### Stated exercise
Here are some records; return them all exactly.

### Dataset

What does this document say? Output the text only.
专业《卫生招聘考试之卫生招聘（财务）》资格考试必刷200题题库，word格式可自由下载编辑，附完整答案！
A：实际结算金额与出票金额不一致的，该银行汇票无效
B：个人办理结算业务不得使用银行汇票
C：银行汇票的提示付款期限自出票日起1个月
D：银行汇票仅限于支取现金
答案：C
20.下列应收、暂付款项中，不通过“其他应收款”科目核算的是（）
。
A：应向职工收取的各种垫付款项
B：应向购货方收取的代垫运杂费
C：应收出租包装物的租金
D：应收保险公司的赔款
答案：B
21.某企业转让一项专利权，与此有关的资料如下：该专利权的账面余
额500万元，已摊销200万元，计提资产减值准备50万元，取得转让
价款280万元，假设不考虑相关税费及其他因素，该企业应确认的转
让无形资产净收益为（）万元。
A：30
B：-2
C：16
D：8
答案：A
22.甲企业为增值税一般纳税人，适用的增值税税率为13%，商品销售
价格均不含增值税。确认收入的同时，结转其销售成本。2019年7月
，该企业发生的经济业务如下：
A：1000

######

### Completed task
What does this document say? Output the text only.
专业《卫生招聘考试之卫生招聘（财务）》资格考试必刷200题题库，word格式可自由下载编辑，附完整答案！
A：实际结算金额与出票金额不一致的，该银行汇票无效
B：个人办理结算业务不得使用银行汇票
C：银行汇票的提示付款期限自出票日起1个月
D：银行汇票仅限于支取现金
答案：C
20.下列应收、暂付款项中，不通过“其他应收款”科目核算的是（）
。
A：应向职工收取的各种垫付款项
B：应向购货方收取的代垫运杂费
C：应收出租包装物的租金
D：应收保险公司的赔款
答案：B
21.某企业转让一项专利权，与此有关的资料如下：该专利权的账面余
额500万元，已摊销200万元，计提资产减值准备50万元，取得转让
价款280万元，假设不考虑相关税费及其他因素，该企业应确认的转
让无形资产净收益为（）万元。
A：30
B：-2
C：16
D：8
答案：A
22.甲企业为增值税一般纳税人，适用的增值税税率为13%，商品销售
价格均不含增值税。确认收入的同时，结转其销售成本。2019年7月
，该企业发生的经济业务如下：
A：1000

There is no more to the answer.